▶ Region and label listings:
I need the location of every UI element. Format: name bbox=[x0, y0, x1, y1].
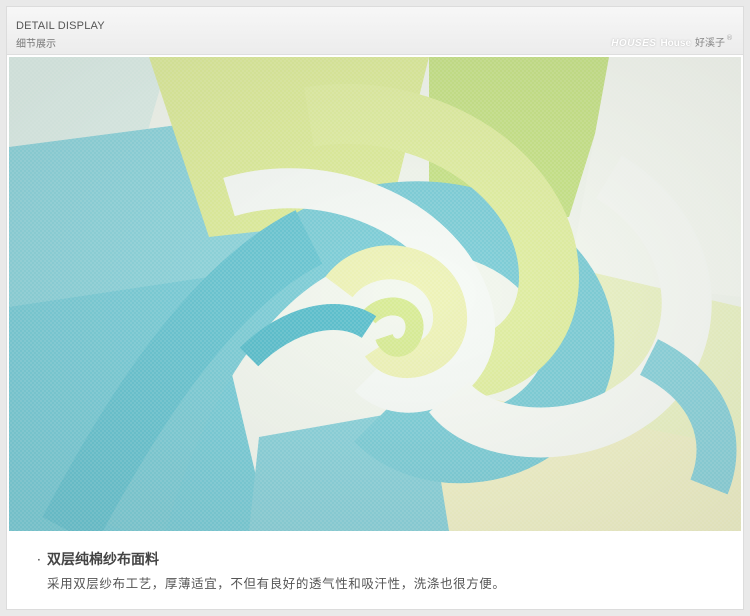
section-title-en: DETAIL DISPLAY bbox=[16, 20, 105, 32]
product-detail-panel: DETAIL DISPLAY 细节展示 HOUSES House 好溪子 ® ·… bbox=[6, 6, 744, 610]
brand-name-cn: 好溪子 bbox=[695, 38, 725, 49]
registered-mark: ® bbox=[726, 34, 733, 42]
feature-title: 双层纯棉纱布面料 bbox=[47, 552, 159, 568]
fabric-swirl-photo bbox=[9, 57, 741, 531]
brand-logo: HOUSES House 好溪子 ® bbox=[611, 34, 733, 49]
section-title-cn: 细节展示 bbox=[16, 39, 56, 50]
feature-caption: · 双层纯棉纱布面料 采用双层纱布工艺，厚薄适宜，不但有良好的透气性和吸汗性，洗… bbox=[7, 531, 743, 609]
bullet-dot: · bbox=[37, 553, 41, 567]
section-header: DETAIL DISPLAY 细节展示 HOUSES House 好溪子 ® bbox=[7, 7, 743, 55]
brand-logo-mark: HOUSES bbox=[611, 38, 657, 49]
feature-description: 采用双层纱布工艺，厚薄适宜，不但有良好的透气性和吸汗性，洗涤也很方便。 bbox=[47, 576, 506, 591]
brand-logo-house: House bbox=[660, 38, 691, 49]
fabric-swirl-image bbox=[9, 57, 741, 531]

▶ REQUIREMENT:
Reproduce the listing above line for line, leaving out the picture.

▶ EXPECTED ANSWER:
I need the location of every UI element. Format: name bbox=[x0, y0, x1, y1].
section-title-en: DETAIL DISPLAY bbox=[16, 20, 105, 32]
product-detail-panel: DETAIL DISPLAY 细节展示 HOUSES House 好溪子 ® ·… bbox=[6, 6, 744, 610]
brand-name-cn: 好溪子 bbox=[695, 38, 725, 49]
registered-mark: ® bbox=[726, 34, 733, 42]
feature-title: 双层纯棉纱布面料 bbox=[47, 552, 159, 568]
fabric-swirl-photo bbox=[9, 57, 741, 531]
brand-logo: HOUSES House 好溪子 ® bbox=[611, 34, 733, 49]
section-title-cn: 细节展示 bbox=[16, 39, 56, 50]
feature-caption: · 双层纯棉纱布面料 采用双层纱布工艺，厚薄适宜，不但有良好的透气性和吸汗性，洗… bbox=[7, 531, 743, 609]
bullet-dot: · bbox=[37, 553, 41, 567]
section-header: DETAIL DISPLAY 细节展示 HOUSES House 好溪子 ® bbox=[7, 7, 743, 55]
brand-logo-mark: HOUSES bbox=[611, 38, 657, 49]
feature-description: 采用双层纱布工艺，厚薄适宜，不但有良好的透气性和吸汗性，洗涤也很方便。 bbox=[47, 576, 506, 591]
brand-logo-house: House bbox=[660, 38, 691, 49]
fabric-swirl-image bbox=[9, 57, 741, 531]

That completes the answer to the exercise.